Task directions: Quote every entry word for word.

Supplied information:
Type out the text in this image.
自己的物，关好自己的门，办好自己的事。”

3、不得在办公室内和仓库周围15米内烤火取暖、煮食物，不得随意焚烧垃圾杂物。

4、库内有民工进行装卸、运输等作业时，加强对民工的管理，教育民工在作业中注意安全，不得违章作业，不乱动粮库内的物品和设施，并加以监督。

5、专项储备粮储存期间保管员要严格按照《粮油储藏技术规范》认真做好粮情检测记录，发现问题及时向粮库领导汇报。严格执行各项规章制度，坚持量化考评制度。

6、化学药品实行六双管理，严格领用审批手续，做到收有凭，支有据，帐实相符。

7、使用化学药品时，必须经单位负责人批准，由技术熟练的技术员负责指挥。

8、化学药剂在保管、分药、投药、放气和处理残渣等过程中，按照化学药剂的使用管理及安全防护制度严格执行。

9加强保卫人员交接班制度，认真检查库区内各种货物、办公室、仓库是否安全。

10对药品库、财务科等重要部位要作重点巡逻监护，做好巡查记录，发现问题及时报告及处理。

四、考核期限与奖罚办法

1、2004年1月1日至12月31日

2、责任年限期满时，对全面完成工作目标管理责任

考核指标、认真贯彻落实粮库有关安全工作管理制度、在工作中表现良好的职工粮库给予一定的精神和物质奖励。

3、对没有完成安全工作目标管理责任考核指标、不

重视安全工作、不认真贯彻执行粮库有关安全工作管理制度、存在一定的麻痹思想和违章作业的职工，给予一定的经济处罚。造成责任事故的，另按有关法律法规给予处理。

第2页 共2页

Exercise output:
Type out the text in this image.
自己的物，关好自己的门，办好自己的事。”

3、不得在办公室内和仓库周围15米内烤火取暖、煮食物，不得随意焚烧垃圾杂物。

4、库内有民工进行装卸、运输等作业时，加强对民工的管理，教育民工在作业中注意安全，不得违章作业，不乱动粮库内的物品和设施，并加以监督。

5、专项储备粮储存期间保管员要严格按照《粮油储藏技术规范》认真做好粮情检测记录，发现问题及时向粮库领导汇报。严格执行各项规章制度，坚持量化考评制度。

6、化学药品实行六双管理，严格领用审批手续，做到收有凭，支有据，帐实相符。

7、使用化学药品时，必须经单位负责人批准，由技术熟练的技术员负责指挥。

8、化学药剂在保管、分药、投药、放气和处理残渣等过程中，按照化学药剂的使用管理及安全防护制度严格执行。

9加强保卫人员交接班制度，认真检查库区内各种货物、办公室、仓库是否安全。

10对药品库、财务科等重要部位要作重点巡逻监护，做好巡查记录，发现问题及时报告及处理。

四、考核期限与奖罚办法

1、2004年1月1日至12月31日

2、责任年限期满时，对全面完成工作目标管理责任

考核指标、认真贯彻落实粮库有关安全工作管理制度、在工作中表现良好的职工粮库给予一定的精神和物质奖励。

3、对没有完成安全工作目标管理责任考核指标、不

重视安全工作、不认真贯彻执行粮库有关安全工作管理制度、存在一定的麻痹思想和违章作业的职工，给予一定的经济处罚。造成责任事故的，另按有关法律法规给予处理。

第2页 共2页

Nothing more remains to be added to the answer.